Stored data
_ _ _ _

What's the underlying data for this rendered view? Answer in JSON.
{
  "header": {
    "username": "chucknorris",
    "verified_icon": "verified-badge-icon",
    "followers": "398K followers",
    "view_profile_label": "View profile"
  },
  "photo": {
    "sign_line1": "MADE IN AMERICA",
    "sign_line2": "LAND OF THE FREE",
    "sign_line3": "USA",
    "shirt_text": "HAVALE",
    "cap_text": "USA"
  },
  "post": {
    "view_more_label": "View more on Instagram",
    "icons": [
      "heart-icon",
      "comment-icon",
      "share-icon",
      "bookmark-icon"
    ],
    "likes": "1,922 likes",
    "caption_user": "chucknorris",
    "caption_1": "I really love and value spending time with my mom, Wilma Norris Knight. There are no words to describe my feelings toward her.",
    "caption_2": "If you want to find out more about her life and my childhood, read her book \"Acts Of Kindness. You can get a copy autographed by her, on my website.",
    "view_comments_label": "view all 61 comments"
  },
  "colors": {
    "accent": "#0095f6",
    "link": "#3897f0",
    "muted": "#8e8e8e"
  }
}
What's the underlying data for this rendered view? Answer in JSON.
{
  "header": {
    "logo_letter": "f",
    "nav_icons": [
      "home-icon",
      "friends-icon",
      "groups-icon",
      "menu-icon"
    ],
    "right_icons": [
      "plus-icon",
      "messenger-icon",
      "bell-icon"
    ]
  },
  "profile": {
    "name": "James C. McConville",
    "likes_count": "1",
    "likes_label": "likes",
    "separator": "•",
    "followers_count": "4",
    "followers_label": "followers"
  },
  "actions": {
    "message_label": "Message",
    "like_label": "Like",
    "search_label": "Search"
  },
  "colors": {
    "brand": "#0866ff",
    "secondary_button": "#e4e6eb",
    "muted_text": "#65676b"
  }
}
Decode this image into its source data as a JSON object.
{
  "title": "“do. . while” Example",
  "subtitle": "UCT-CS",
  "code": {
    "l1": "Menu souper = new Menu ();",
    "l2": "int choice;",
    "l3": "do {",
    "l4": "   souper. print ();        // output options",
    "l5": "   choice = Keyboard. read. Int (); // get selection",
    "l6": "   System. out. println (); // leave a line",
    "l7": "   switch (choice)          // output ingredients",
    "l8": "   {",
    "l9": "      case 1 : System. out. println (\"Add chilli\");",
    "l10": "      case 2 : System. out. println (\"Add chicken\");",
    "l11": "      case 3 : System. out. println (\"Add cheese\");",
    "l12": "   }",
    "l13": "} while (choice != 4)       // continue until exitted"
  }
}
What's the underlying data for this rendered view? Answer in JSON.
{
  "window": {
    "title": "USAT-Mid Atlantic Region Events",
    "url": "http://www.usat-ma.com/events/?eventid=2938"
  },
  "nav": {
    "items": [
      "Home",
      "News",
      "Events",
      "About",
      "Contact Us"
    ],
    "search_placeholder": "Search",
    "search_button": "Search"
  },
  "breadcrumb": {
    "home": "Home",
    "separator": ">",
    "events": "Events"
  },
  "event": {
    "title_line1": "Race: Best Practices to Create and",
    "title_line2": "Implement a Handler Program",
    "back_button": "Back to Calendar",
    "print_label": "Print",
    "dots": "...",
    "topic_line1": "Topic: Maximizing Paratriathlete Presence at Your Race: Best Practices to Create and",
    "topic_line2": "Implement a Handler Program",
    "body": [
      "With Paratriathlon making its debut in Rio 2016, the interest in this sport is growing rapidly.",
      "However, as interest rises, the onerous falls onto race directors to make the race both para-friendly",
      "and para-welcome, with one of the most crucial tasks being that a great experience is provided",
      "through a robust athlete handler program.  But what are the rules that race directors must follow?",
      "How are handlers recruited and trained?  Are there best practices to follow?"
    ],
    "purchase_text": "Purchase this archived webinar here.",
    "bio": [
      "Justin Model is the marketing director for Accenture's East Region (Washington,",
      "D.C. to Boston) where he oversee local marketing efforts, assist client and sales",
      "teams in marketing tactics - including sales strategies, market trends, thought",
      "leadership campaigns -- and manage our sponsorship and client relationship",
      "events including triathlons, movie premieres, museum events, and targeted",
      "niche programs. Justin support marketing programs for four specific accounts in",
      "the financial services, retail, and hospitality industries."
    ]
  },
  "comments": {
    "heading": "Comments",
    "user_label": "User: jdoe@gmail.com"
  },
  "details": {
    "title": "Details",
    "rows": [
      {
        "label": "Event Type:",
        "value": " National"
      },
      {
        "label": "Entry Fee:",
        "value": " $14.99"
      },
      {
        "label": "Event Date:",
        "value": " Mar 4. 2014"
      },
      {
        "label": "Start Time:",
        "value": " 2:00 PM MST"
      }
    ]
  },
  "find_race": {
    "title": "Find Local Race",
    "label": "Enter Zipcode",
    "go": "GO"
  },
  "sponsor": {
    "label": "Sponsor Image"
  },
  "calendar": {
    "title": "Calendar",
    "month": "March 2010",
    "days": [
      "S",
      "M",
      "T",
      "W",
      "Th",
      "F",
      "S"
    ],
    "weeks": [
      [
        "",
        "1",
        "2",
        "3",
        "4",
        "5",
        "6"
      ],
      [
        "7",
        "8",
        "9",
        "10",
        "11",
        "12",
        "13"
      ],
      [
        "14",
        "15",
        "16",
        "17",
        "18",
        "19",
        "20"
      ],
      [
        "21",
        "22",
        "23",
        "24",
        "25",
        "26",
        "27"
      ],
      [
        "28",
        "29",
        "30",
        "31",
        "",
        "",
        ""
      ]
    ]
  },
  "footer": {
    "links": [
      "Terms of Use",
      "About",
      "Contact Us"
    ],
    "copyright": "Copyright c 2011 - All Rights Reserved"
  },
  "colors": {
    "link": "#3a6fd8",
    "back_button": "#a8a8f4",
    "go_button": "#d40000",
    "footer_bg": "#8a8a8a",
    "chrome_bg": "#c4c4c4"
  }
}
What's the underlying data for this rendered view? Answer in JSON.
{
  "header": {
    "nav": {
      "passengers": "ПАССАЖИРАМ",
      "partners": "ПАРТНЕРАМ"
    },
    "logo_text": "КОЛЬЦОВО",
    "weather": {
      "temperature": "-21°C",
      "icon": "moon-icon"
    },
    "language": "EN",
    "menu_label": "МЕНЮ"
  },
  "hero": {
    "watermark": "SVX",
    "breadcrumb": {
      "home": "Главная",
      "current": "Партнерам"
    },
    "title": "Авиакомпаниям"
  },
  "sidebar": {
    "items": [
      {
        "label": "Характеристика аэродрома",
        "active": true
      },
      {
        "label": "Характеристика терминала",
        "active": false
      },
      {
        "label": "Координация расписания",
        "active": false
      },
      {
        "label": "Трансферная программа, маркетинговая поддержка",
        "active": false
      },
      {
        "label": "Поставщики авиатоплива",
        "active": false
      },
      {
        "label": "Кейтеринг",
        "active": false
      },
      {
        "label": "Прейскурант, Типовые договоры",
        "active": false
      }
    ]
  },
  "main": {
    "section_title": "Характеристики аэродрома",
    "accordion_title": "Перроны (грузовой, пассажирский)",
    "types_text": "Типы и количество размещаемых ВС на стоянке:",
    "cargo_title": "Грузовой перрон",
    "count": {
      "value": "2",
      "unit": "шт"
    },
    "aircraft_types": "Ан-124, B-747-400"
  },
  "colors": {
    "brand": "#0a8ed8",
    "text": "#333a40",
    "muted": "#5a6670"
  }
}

_ _ _ _

- Directions for this task -
The listing above should be transcribed in full, exactly as written.

- Exercise answer -
What's the underlying data for this rendered view? Answer in JSON.
{
  "header": {
    "username": "chucknorris",
    "verified_icon": "verified-badge-icon",
    "followers": "398K followers",
    "view_profile_label": "View profile"
  },
  "photo": {
    "sign_line1": "MADE IN AMERICA",
    "sign_line2": "LAND OF THE FREE",
    "sign_line3": "USA",
    "shirt_text": "HAVALE",
    "cap_text": "USA"
  },
  "post": {
    "view_more_label": "View more on Instagram",
    "icons": [
      "heart-icon",
      "comment-icon",
      "share-icon",
      "bookmark-icon"
    ],
    "likes": "1,922 likes",
    "caption_user": "chucknorris",
    "caption_1": "I really love and value spending time with my mom, Wilma Norris Knight. There are no words to describe my feelings toward her.",
    "caption_2": "If you want to find out more about her life and my childhood, read her book \"Acts Of Kindness. You can get a copy autographed by her, on my website.",
    "view_comments_label": "view all 61 comments"
  },
  "colors": {
    "accent": "#0095f6",
    "link": "#3897f0",
    "muted": "#8e8e8e"
  }
}
What's the underlying data for this rendered view? Answer in JSON.
{
  "header": {
    "logo_letter": "f",
    "nav_icons": [
      "home-icon",
      "friends-icon",
      "groups-icon",
      "menu-icon"
    ],
    "right_icons": [
      "plus-icon",
      "messenger-icon",
      "bell-icon"
    ]
  },
  "profile": {
    "name": "James C. McConville",
    "likes_count": "1",
    "likes_label": "likes",
    "separator": "•",
    "followers_count": "4",
    "followers_label": "followers"
  },
  "actions": {
    "message_label": "Message",
    "like_label": "Like",
    "search_label": "Search"
  },
  "colors": {
    "brand": "#0866ff",
    "secondary_button": "#e4e6eb",
    "muted_text": "#65676b"
  }
}
Decode this image into its source data as a JSON object.
{
  "title": "“do. . while” Example",
  "subtitle": "UCT-CS",
  "code": {
    "l1": "Menu souper = new Menu ();",
    "l2": "int choice;",
    "l3": "do {",
    "l4": "   souper. print ();        // output options",
    "l5": "   choice = Keyboard. read. Int (); // get selection",
    "l6": "   System. out. println (); // leave a line",
    "l7": "   switch (choice)          // output ingredients",
    "l8": "   {",
    "l9": "      case 1 : System. out. println (\"Add chilli\");",
    "l10": "      case 2 : System. out. println (\"Add chicken\");",
    "l11": "      case 3 : System. out. println (\"Add cheese\");",
    "l12": "   }",
    "l13": "} while (choice != 4)       // continue until exitted"
  }
}
What's the underlying data for this rendered view? Answer in JSON.
{
  "window": {
    "title": "USAT-Mid Atlantic Region Events",
    "url": "http://www.usat-ma.com/events/?eventid=2938"
  },
  "nav": {
    "items": [
      "Home",
      "News",
      "Events",
      "About",
      "Contact Us"
    ],
    "search_placeholder": "Search",
    "search_button": "Search"
  },
  "breadcrumb": {
    "home": "Home",
    "separator": ">",
    "events": "Events"
  },
  "event": {
    "title_line1": "Race: Best Practices to Create and",
    "title_line2": "Implement a Handler Program",
    "back_button": "Back to Calendar",
    "print_label": "Print",
    "dots": "...",
    "topic_line1": "Topic: Maximizing Paratriathlete Presence at Your Race: Best Practices to Create and",
    "topic_line2": "Implement a Handler Program",
    "body": [
      "With Paratriathlon making its debut in Rio 2016, the interest in this sport is growing rapidly.",
      "However, as interest rises, the onerous falls onto race directors to make the race both para-friendly",
      "and para-welcome, with one of the most crucial tasks being that a great experience is provided",
      "through a robust athlete handler program.  But what are the rules that race directors must follow?",
      "How are handlers recruited and trained?  Are there best practices to follow?"
    ],
    "purchase_text": "Purchase this archived webinar here.",
    "bio": [
      "Justin Model is the marketing director for Accenture's East Region (Washington,",
      "D.C. to Boston) where he oversee local marketing efforts, assist client and sales",
      "teams in marketing tactics - including sales strategies, market trends, thought",
      "leadership campaigns -- and manage our sponsorship and client relationship",
      "events including triathlons, movie premieres, museum events, and targeted",
      "niche programs. Justin support marketing programs for four specific accounts in",
      "the financial services, retail, and hospitality industries."
    ]
  },
  "comments": {
    "heading": "Comments",
    "user_label": "User: jdoe@gmail.com"
  },
  "details": {
    "title": "Details",
    "rows": [
      {
        "label": "Event Type:",
        "value": " National"
      },
      {
        "label": "Entry Fee:",
        "value": " $14.99"
      },
      {
        "label": "Event Date:",
        "value": " Mar 4. 2014"
      },
      {
        "label": "Start Time:",
        "value": " 2:00 PM MST"
      }
    ]
  },
  "find_race": {
    "title": "Find Local Race",
    "label": "Enter Zipcode",
    "go": "GO"
  },
  "sponsor": {
    "label": "Sponsor Image"
  },
  "calendar": {
    "title": "Calendar",
    "month": "March 2010",
    "days": [
      "S",
      "M",
      "T",
      "W",
      "Th",
      "F",
      "S"
    ],
    "weeks": [
      [
        "",
        "1",
        "2",
        "3",
        "4",
        "5",
        "6"
      ],
      [
        "7",
        "8",
        "9",
        "10",
        "11",
        "12",
        "13"
      ],
      [
        "14",
        "15",
        "16",
        "17",
        "18",
        "19",
        "20"
      ],
      [
        "21",
        "22",
        "23",
        "24",
        "25",
        "26",
        "27"
      ],
      [
        "28",
        "29",
        "30",
        "31",
        "",
        "",
        ""
      ]
    ]
  },
  "footer": {
    "links": [
      "Terms of Use",
      "About",
      "Contact Us"
    ],
    "copyright": "Copyright c 2011 - All Rights Reserved"
  },
  "colors": {
    "link": "#3a6fd8",
    "back_button": "#a8a8f4",
    "go_button": "#d40000",
    "footer_bg": "#8a8a8a",
    "chrome_bg": "#c4c4c4"
  }
}
What's the underlying data for this rendered view? Answer in JSON.
{
  "header": {
    "nav": {
      "passengers": "ПАССАЖИРАМ",
      "partners": "ПАРТНЕРАМ"
    },
    "logo_text": "КОЛЬЦОВО",
    "weather": {
      "temperature": "-21°C",
      "icon": "moon-icon"
    },
    "language": "EN",
    "menu_label": "МЕНЮ"
  },
  "hero": {
    "watermark": "SVX",
    "breadcrumb": {
      "home": "Главная",
      "current": "Партнерам"
    },
    "title": "Авиакомпаниям"
  },
  "sidebar": {
    "items": [
      {
        "label": "Характеристика аэродрома",
        "active": true
      },
      {
        "label": "Характеристика терминала",
        "active": false
      },
      {
        "label": "Координация расписания",
        "active": false
      },
      {
        "label": "Трансферная программа, маркетинговая поддержка",
        "active": false
      },
      {
        "label": "Поставщики авиатоплива",
        "active": false
      },
      {
        "label": "Кейтеринг",
        "active": false
      },
      {
        "label": "Прейскурант, Типовые договоры",
        "active": false
      }
    ]
  },
  "main": {
    "section_title": "Характеристики аэродрома",
    "accordion_title": "Перроны (грузовой, пассажирский)",
    "types_text": "Типы и количество размещаемых ВС на стоянке:",
    "cargo_title": "Грузовой перрон",
    "count": {
      "value": "2",
      "unit": "шт"
    },
    "aircraft_types": "Ан-124, B-747-400"
  },
  "colors": {
    "brand": "#0a8ed8",
    "text": "#333a40",
    "muted": "#5a6670"
  }
}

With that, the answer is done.